--- Article ---

Obviously, defining parameters and adding more and more of them quickly became a convenient way of creating deeper and more complex video game experiences. And much of what we see in Table 2 (which dates back to 1993) is still under the hood of many current video games. In fact, the use of parameters has spilled over from games into real life events such as sports, attaching values to soccer players.

Of course, this new kind of parameterization creates the illusion that next to anything can be broken down and reduced into a handy and easily comparable set of parameters. Add a narrative and a storyline and you end up with a system that will allow for an incredible number of individual gameplay experiences.

The creation (or choice) of a character at the beginning of a game session has become a standard feature since the humble days of Gauntlet. In some games, and APB comes to mind, the character creation is so complex and detailed that it could almost pass for a game in its own right (Figure 2). Some players spend hours on end to create a virtual version of either themselves or the hero/heroine of their dreams.

---

• **Required task A**
Give again the passage on game parameters, starting at "Of course, this" and ending at "individual gameplay experiences.", word for word.
• **Required task B**
Proceed with the passage on game parameters and character creation, picking up after its final sentence.

--- Items ---

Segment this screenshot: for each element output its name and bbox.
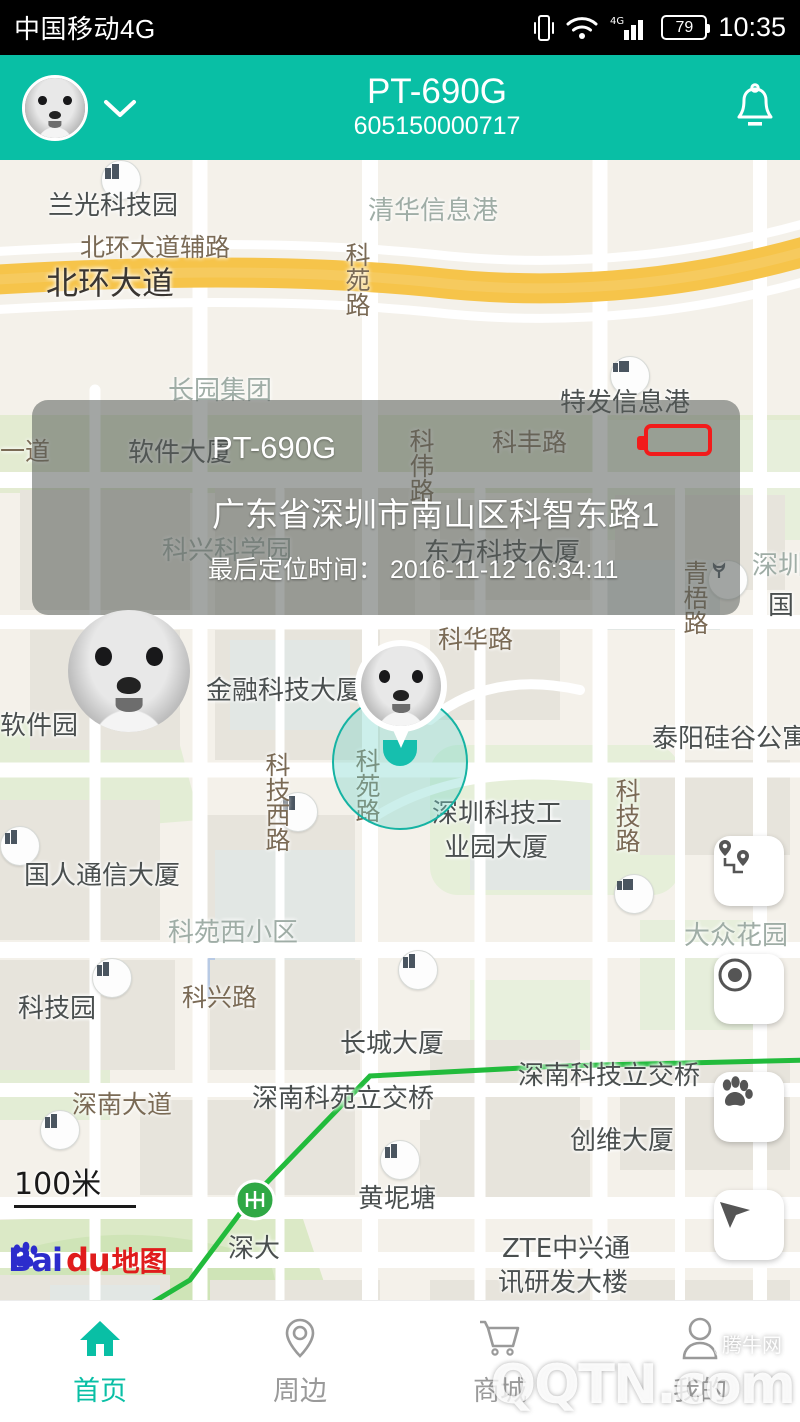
person-icon <box>678 1316 722 1360</box>
card-address: 广东省深圳市南山区科智东路1 <box>212 496 660 533</box>
baidu-map-text: 地图 <box>111 1246 168 1277</box>
card-last-located: 最后定位时间： 2016-11-12 16:34:11 <box>208 556 619 584</box>
map-label: 科苑西小区 <box>168 918 299 948</box>
wifi-icon <box>565 15 599 41</box>
pet-location-marker[interactable] <box>332 640 468 830</box>
nav-label-shop: 商城 <box>473 1375 527 1406</box>
nav-item-home[interactable]: 首页 <box>0 1301 200 1422</box>
location-pin-icon <box>278 1316 322 1360</box>
navigate-button[interactable] <box>714 1190 784 1260</box>
device-id: 605150000717 <box>353 111 521 140</box>
card-pet-photo <box>68 610 190 732</box>
bell-icon[interactable] <box>732 82 778 134</box>
pet-button[interactable] <box>714 1072 784 1142</box>
map-label: 讯研发大楼 <box>498 1268 629 1298</box>
device-selector[interactable] <box>22 74 142 141</box>
route-button[interactable] <box>714 836 784 906</box>
poi-office-icon <box>614 874 654 914</box>
header-titles: PT-690G 605150000717 <box>142 73 732 142</box>
device-battery-icon <box>637 424 712 456</box>
chevron-down-icon[interactable] <box>98 93 142 123</box>
home-icon <box>76 1316 124 1360</box>
map-label: 软件园 <box>0 711 79 741</box>
nav-label-nearby: 周边 <box>273 1375 327 1406</box>
vibrate-icon <box>534 13 555 43</box>
map-label: 科兴路 <box>182 983 258 1012</box>
nav-item-profile[interactable]: 我的 <box>600 1301 800 1422</box>
battery-level: 79 <box>675 18 694 36</box>
map-label: 科苑路 <box>342 242 371 317</box>
card-device-name: PT-690G <box>212 430 337 465</box>
map-scale: 100米 <box>14 1159 136 1208</box>
nav-item-shop[interactable]: 商城 <box>400 1301 600 1422</box>
map-label: 科技西路 <box>262 752 291 852</box>
poi-building-icon <box>92 958 132 998</box>
locate-button[interactable] <box>714 954 784 1024</box>
shopping-cart-icon <box>476 1316 524 1360</box>
pet-pin[interactable] <box>355 640 447 752</box>
baidu-du-text: du <box>65 1241 111 1279</box>
svg-text:4G: 4G <box>610 16 624 27</box>
pet-photo <box>361 646 441 726</box>
map-label: 黄坭塘 <box>358 1184 437 1214</box>
app-header: PT-690G 605150000717 <box>0 55 800 160</box>
poi-building-icon <box>380 1140 420 1180</box>
clock-label: 10:35 <box>718 12 786 42</box>
nav-item-nearby[interactable]: 周边 <box>200 1301 400 1422</box>
map-label: 深圳 <box>752 551 800 581</box>
map-label: 创维大厦 <box>570 1126 675 1156</box>
avatar[interactable] <box>22 74 88 141</box>
baidu-logo: Bai du 地图 <box>8 1240 168 1280</box>
map-label: 大众花园 <box>684 921 789 951</box>
page-title: PT-690G <box>366 71 508 111</box>
poi-building-icon <box>398 950 438 990</box>
status-bar: 中国移动4G 4G 79 10:35 <box>0 0 800 55</box>
map-label: 科技路 <box>612 778 641 853</box>
scale-line <box>14 1205 136 1208</box>
map-label: ZTE中兴通 <box>502 1234 631 1264</box>
status-icons: 4G 79 10:35 <box>534 12 786 43</box>
device-info-card[interactable]: PT-690G 广东省深圳市南山区科智东路1 最后定位时间： 2016-11-1… <box>32 400 740 615</box>
map-label: 业园大厦 <box>444 833 549 863</box>
map-label: 国 <box>768 591 795 621</box>
scale-label: 100米 <box>14 1167 102 1202</box>
bottom-navigation: 首页 周边 商城 我的 <box>0 1300 800 1422</box>
map-label: 深大 <box>228 1234 281 1264</box>
map-label: 深南大道 <box>72 1090 173 1119</box>
battery-icon: 79 <box>661 15 711 40</box>
nav-label-profile: 我的 <box>673 1375 727 1406</box>
map-label: 科技园 <box>18 994 97 1024</box>
map-label: 北环大道 <box>46 264 175 302</box>
map-label: 兰光科技园 <box>48 191 179 221</box>
carrier-label: 中国移动4G <box>14 14 156 44</box>
map-label: 深南科苑立交桥 <box>252 1084 435 1114</box>
map-label: 长城大厦 <box>340 1029 445 1059</box>
map-label: 深南科技立交桥 <box>518 1061 701 1091</box>
map-label: 国人通信大厦 <box>24 861 181 891</box>
nav-label-home: 首页 <box>73 1375 127 1406</box>
map-label: 泰阳硅谷公寓 <box>652 724 800 754</box>
map-label: 清华信息港 <box>368 196 499 226</box>
4g-signal-icon: 4G <box>610 14 650 42</box>
map-canvas[interactable]: 兰光科技园清华信息港北环大道辅路北环大道科苑路长园集团特发信息港科丰路科伟路软件… <box>0 160 800 1300</box>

---

• **Task response A**
Of course, this new kind of parameterization creates the illusion that next to anything can be broken down and reduced into a handy and easily comparable set of parameters. Add a narrative and a storyline and you end up with a system that will allow for an incredible number of individual gameplay experiences.

• **Task response B**
The common goal of all games featuring a multitiered character creation: a unique gameplay experience for each and every player. And when we’re talking about genre heavyweights such as The Elder Scrolls V: Skyrim or any of the more recent Final Fantasy games, that means creating something in the league of a personal, customized and interactive version of The Lord of the Rings for millions of players.

Inevitably, this causes problems.

Unique storylines by the millions

For one thing, creating a tailor-made experience for millions of players also implies creating millions of stories nobody will ever experience. And even if a player spends hundreds of real-world hours exploring their virtual storyline, chances are they’ll still see nothing but the tip of the iceberg, missing a lot of content that was created for players taking different approaches and paths. Actually, in many cases, they may miss the largest part of the game, which may be one of the reasons why some complex open world games such as The Witcher 3: Wild Hunt still focus on a single player character (of course, another reason may lie in the fact that it is a lot easier to market a game with a single iconic character rather than an infinite choice of characters).

But the problems don’t stop at the content creation stage. Actually, good old Gauntlet already sports one of those killer features that still cause plenty of headaches in game localization today: character genders.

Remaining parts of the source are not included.